## TASK DESCRIPTION
Show every line where "للدراسات" occurs.

Saved entries
_ _ _

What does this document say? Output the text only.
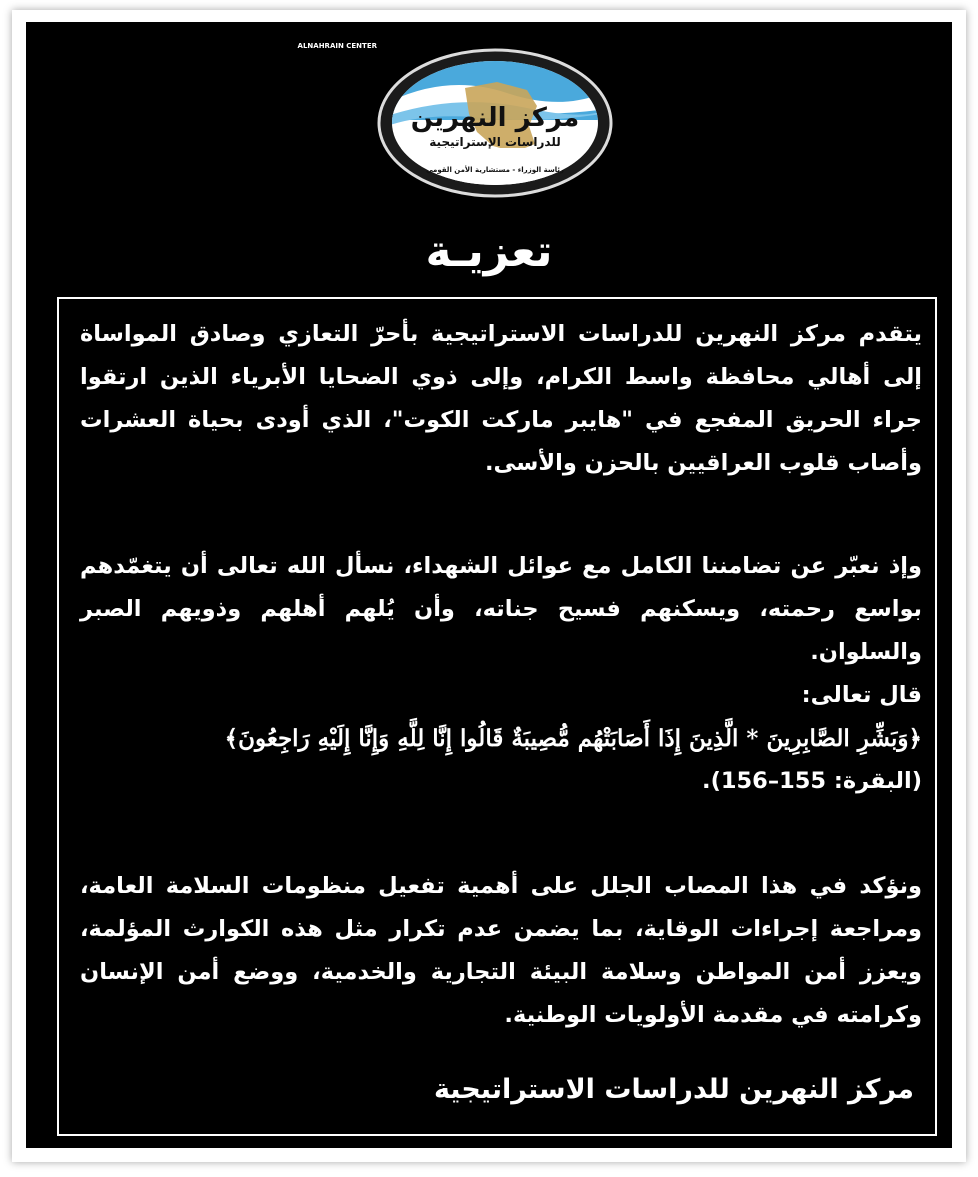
ALNAHRAIN CENTER
مركز النهرين
للدراسات الإستراتيجية
رئاسة الوزراء - مستشارية الأمن القومي
تعزيـة

يتقدم مركز النهرين للدراسات الاستراتيجية بأحرّ التعازي وصادق المواساة إلى أهالي محافظة واسط الكرام، وإلى ذوي الضحايا الأبرياء الذين ارتقوا جراء الحريق المفجع في "هايبر ماركت الكوت"، الذي أودى بحياة العشرات وأصاب قلوب العراقيين بالحزن والأسى.

وإذ نعبّر عن تضامننا الكامل مع عوائل الشهداء، نسأل الله تعالى أن يتغمّدهم بواسع رحمته، ويسكنهم فسيح جناته، وأن يُلهم أهلهم وذويهم الصبر والسلوان.

قال تعالى:

﴿وَبَشِّرِ الصَّابِرِينَ * الَّذِينَ إِذَا أَصَابَتْهُم مُّصِيبَةٌ قَالُوا إِنَّا لِلَّهِ وَإِنَّا إِلَيْهِ رَاجِعُونَ﴾

(البقرة: 155–156).

ونؤكد في هذا المصاب الجلل على أهمية تفعيل منظومات السلامة العامة، ومراجعة إجراءات الوقاية، بما يضمن عدم تكرار مثل هذه الكوارث المؤلمة، ويعزز أمن المواطن وسلامة البيئة التجارية والخدمية، ووضع أمن الإنسان وكرامته في مقدمة الأولويات الوطنية.

مركز النهرين للدراسات الاستراتيجية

_ _ _

## PROBLEM SOLUTION
للدراسات الإستراتيجية
يتقدم مركز النهرين للدراسات الاستراتيجية بأحرّ التعازي وصادق المواساة إلى أهالي محافظة واسط الكرام، وإلى ذوي الضحايا الأبرياء الذين ارتقوا جراء الحريق المفجع في "هايبر ماركت الكوت"، الذي أودى بحياة العشرات وأصاب قلوب العراقيين بالحزن والأسى.
مركز النهرين للدراسات الاستراتيجية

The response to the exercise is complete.